→ **Exercise task**:
Restate the entries word for word, omitting nothing.

BEGIN

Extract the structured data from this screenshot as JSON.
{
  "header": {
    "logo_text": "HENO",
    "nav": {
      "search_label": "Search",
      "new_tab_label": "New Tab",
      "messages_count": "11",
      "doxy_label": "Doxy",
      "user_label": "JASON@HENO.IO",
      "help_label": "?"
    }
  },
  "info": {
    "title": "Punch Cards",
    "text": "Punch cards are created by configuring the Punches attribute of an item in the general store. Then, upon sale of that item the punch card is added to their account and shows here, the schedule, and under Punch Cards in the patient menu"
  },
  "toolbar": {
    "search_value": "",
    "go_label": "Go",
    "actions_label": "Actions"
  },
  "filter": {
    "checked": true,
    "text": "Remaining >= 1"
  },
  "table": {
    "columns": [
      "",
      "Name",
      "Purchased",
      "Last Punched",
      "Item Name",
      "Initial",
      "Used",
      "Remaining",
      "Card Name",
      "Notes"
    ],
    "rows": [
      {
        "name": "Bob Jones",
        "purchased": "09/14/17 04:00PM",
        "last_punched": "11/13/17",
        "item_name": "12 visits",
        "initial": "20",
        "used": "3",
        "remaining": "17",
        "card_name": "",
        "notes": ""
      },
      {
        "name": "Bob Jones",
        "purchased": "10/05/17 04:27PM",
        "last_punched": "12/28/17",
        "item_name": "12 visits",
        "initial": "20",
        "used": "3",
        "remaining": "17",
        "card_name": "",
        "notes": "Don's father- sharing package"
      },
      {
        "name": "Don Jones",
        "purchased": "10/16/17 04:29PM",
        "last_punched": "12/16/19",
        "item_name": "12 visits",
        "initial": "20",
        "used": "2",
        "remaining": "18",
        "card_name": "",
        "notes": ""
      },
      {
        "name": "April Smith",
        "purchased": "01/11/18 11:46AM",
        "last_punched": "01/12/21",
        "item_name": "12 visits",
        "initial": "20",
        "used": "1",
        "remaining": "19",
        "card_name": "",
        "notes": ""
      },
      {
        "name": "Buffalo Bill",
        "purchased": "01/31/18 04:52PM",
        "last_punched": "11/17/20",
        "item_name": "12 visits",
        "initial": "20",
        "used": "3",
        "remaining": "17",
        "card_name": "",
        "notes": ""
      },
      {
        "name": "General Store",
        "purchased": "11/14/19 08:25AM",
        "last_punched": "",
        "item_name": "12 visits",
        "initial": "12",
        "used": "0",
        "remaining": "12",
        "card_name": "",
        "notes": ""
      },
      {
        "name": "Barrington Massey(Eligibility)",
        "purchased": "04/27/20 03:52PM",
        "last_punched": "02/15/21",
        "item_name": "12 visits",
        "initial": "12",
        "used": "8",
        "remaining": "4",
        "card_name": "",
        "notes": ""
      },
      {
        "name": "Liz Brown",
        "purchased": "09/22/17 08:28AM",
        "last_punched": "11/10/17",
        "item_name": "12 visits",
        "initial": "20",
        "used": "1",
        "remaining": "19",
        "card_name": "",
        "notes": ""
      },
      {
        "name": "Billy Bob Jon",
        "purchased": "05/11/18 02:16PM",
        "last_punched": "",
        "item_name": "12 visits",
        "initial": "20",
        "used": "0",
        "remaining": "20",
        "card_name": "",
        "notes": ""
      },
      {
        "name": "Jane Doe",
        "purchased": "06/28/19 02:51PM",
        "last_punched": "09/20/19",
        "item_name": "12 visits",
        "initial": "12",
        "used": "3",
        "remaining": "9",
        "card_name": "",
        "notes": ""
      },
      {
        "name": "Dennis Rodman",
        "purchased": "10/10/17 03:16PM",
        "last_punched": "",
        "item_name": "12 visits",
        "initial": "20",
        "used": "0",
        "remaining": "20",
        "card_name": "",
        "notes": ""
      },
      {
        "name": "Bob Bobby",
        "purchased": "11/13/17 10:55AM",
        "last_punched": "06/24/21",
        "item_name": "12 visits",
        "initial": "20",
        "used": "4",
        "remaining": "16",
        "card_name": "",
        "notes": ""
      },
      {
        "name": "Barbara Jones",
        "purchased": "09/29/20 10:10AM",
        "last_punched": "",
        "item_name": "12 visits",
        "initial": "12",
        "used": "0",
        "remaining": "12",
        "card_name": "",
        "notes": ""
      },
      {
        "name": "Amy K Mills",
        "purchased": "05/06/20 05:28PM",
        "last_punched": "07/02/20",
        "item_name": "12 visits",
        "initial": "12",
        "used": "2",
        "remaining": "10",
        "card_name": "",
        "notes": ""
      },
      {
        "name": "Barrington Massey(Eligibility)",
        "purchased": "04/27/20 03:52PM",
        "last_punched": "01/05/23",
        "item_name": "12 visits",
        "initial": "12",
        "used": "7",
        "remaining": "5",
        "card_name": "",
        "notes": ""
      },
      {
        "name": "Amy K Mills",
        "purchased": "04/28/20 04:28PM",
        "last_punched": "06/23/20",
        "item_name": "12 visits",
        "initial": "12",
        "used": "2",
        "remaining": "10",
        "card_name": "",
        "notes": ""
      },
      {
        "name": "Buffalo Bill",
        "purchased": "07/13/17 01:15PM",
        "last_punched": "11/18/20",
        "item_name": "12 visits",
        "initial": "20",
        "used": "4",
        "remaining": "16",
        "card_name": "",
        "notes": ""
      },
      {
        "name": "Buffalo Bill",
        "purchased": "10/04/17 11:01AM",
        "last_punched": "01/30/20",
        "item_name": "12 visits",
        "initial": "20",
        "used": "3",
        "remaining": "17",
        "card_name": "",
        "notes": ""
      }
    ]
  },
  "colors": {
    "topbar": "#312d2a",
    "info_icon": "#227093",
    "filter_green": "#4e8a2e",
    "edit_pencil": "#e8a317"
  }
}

END

→ **Task solution**:
Extract the structured data from this screenshot as JSON.
{
  "header": {
    "logo_text": "HENO",
    "nav": {
      "search_label": "Search",
      "new_tab_label": "New Tab",
      "messages_count": "11",
      "doxy_label": "Doxy",
      "user_label": "JASON@HENO.IO",
      "help_label": "?"
    }
  },
  "info": {
    "title": "Punch Cards",
    "text": "Punch cards are created by configuring the Punches attribute of an item in the general store. Then, upon sale of that item the punch card is added to their account and shows here, the schedule, and under Punch Cards in the patient menu"
  },
  "toolbar": {
    "search_value": "",
    "go_label": "Go",
    "actions_label": "Actions"
  },
  "filter": {
    "checked": true,
    "text": "Remaining >= 1"
  },
  "table": {
    "columns": [
      "",
      "Name",
      "Purchased",
      "Last Punched",
      "Item Name",
      "Initial",
      "Used",
      "Remaining",
      "Card Name",
      "Notes"
    ],
    "rows": [
      {
        "name": "Bob Jones",
        "purchased": "09/14/17 04:00PM",
        "last_punched": "11/13/17",
        "item_name": "12 visits",
        "initial": "20",
        "used": "3",
        "remaining": "17",
        "card_name": "",
        "notes": ""
      },
      {
        "name": "Bob Jones",
        "purchased": "10/05/17 04:27PM",
        "last_punched": "12/28/17",
        "item_name": "12 visits",
        "initial": "20",
        "used": "3",
        "remaining": "17",
        "card_name": "",
        "notes": "Don's father- sharing package"
      },
      {
        "name": "Don Jones",
        "purchased": "10/16/17 04:29PM",
        "last_punched": "12/16/19",
        "item_name": "12 visits",
        "initial": "20",
        "used": "2",
        "remaining": "18",
        "card_name": "",
        "notes": ""
      },
      {
        "name": "April Smith",
        "purchased": "01/11/18 11:46AM",
        "last_punched": "01/12/21",
        "item_name": "12 visits",
        "initial": "20",
        "used": "1",
        "remaining": "19",
        "card_name": "",
        "notes": ""
      },
      {
        "name": "Buffalo Bill",
        "purchased": "01/31/18 04:52PM",
        "last_punched": "11/17/20",
        "item_name": "12 visits",
        "initial": "20",
        "used": "3",
        "remaining": "17",
        "card_name": "",
        "notes": ""
      },
      {
        "name": "General Store",
        "purchased": "11/14/19 08:25AM",
        "last_punched": "",
        "item_name": "12 visits",
        "initial": "12",
        "used": "0",
        "remaining": "12",
        "card_name": "",
        "notes": ""
      },
      {
        "name": "Barrington Massey(Eligibility)",
        "purchased": "04/27/20 03:52PM",
        "last_punched": "02/15/21",
        "item_name": "12 visits",
        "initial": "12",
        "used": "8",
        "remaining": "4",
        "card_name": "",
        "notes": ""
      },
      {
        "name": "Liz Brown",
        "purchased": "09/22/17 08:28AM",
        "last_punched": "11/10/17",
        "item_name": "12 visits",
        "initial": "20",
        "used": "1",
        "remaining": "19",
        "card_name": "",
        "notes": ""
      },
      {
        "name": "Billy Bob Jon",
        "purchased": "05/11/18 02:16PM",
        "last_punched": "",
        "item_name": "12 visits",
        "initial": "20",
        "used": "0",
        "remaining": "20",
        "card_name": "",
        "notes": ""
      },
      {
        "name": "Jane Doe",
        "purchased": "06/28/19 02:51PM",
        "last_punched": "09/20/19",
        "item_name": "12 visits",
        "initial": "12",
        "used": "3",
        "remaining": "9",
        "card_name": "",
        "notes": ""
      },
      {
        "name": "Dennis Rodman",
        "purchased": "10/10/17 03:16PM",
        "last_punched": "",
        "item_name": "12 visits",
        "initial": "20",
        "used": "0",
        "remaining": "20",
        "card_name": "",
        "notes": ""
      },
      {
        "name": "Bob Bobby",
        "purchased": "11/13/17 10:55AM",
        "last_punched": "06/24/21",
        "item_name": "12 visits",
        "initial": "20",
        "used": "4",
        "remaining": "16",
        "card_name": "",
        "notes": ""
      },
      {
        "name": "Barbara Jones",
        "purchased": "09/29/20 10:10AM",
        "last_punched": "",
        "item_name": "12 visits",
        "initial": "12",
        "used": "0",
        "remaining": "12",
        "card_name": "",
        "notes": ""
      },
      {
        "name": "Amy K Mills",
        "purchased": "05/06/20 05:28PM",
        "last_punched": "07/02/20",
        "item_name": "12 visits",
        "initial": "12",
        "used": "2",
        "remaining": "10",
        "card_name": "",
        "notes": ""
      },
      {
        "name": "Barrington Massey(Eligibility)",
        "purchased": "04/27/20 03:52PM",
        "last_punched": "01/05/23",
        "item_name": "12 visits",
        "initial": "12",
        "used": "7",
        "remaining": "5",
        "card_name": "",
        "notes": ""
      },
      {
        "name": "Amy K Mills",
        "purchased": "04/28/20 04:28PM",
        "last_punched": "06/23/20",
        "item_name": "12 visits",
        "initial": "12",
        "used": "2",
        "remaining": "10",
        "card_name": "",
        "notes": ""
      },
      {
        "name": "Buffalo Bill",
        "purchased": "07/13/17 01:15PM",
        "last_punched": "11/18/20",
        "item_name": "12 visits",
        "initial": "20",
        "used": "4",
        "remaining": "16",
        "card_name": "",
        "notes": ""
      },
      {
        "name": "Buffalo Bill",
        "purchased": "10/04/17 11:01AM",
        "last_punched": "01/30/20",
        "item_name": "12 visits",
        "initial": "20",
        "used": "3",
        "remaining": "17",
        "card_name": "",
        "notes": ""
      }
    ]
  },
  "colors": {
    "topbar": "#312d2a",
    "info_icon": "#227093",
    "filter_green": "#4e8a2e",
    "edit_pencil": "#e8a317"
  }
}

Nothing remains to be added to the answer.